Records for the exercise:
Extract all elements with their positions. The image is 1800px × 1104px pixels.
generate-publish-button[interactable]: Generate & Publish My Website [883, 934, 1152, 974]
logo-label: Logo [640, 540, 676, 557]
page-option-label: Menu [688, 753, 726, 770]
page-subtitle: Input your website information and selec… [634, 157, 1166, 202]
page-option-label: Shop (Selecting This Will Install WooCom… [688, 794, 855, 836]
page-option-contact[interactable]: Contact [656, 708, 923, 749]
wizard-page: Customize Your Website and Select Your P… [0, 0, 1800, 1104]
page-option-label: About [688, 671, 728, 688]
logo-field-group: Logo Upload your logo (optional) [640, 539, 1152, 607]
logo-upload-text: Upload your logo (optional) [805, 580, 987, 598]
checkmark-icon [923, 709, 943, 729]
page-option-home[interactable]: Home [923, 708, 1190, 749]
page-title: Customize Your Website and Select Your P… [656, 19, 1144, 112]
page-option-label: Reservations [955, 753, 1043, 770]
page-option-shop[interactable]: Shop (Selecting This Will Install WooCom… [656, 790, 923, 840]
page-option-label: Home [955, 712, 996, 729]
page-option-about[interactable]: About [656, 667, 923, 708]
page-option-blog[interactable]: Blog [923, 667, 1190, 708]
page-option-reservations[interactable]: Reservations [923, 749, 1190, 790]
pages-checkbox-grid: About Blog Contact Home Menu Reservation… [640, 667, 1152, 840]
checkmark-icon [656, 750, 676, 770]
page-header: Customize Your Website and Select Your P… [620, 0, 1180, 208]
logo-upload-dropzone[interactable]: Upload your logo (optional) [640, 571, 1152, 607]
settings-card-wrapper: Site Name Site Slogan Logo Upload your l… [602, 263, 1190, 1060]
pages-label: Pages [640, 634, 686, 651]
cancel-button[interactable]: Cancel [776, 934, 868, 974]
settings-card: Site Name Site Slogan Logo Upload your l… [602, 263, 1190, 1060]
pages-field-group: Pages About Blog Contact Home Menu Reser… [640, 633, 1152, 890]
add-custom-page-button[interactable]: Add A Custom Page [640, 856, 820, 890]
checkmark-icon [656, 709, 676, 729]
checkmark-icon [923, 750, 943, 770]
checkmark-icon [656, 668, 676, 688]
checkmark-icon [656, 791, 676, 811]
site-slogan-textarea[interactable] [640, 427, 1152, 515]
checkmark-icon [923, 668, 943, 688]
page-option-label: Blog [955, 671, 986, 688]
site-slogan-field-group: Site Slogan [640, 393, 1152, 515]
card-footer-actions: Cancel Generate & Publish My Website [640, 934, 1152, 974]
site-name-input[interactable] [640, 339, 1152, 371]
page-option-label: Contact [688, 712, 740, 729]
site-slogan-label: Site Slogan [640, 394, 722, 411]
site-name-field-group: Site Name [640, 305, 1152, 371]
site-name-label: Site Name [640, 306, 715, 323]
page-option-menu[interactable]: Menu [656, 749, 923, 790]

Set exercise: Lay out the stretch of material from its first line through the line containing "wizard-page: Customize Your" as a JSON list of strings, one string per line, with blank lines left out.

Response:
[
  "Extract all elements with their positions. The image is 1800px × 1104px pixels.",
  "generate-publish-button[interactable]: Generate & Publish My Website [883, 934, 1152, 974]",
  "logo-label: Logo [640, 540, 676, 557]",
  "page-option-label: Menu [688, 753, 726, 770]",
  "page-subtitle: Input your website information and selec… [634, 157, 1166, 202]",
  "page-option-label: Shop (Selecting This Will Install WooCom… [688, 794, 855, 836]",
  "page-option-contact[interactable]: Contact [656, 708, 923, 749]",
  "wizard-page: Customize Your Website and Select Your P… [0, 0, 1800, 1104]"
]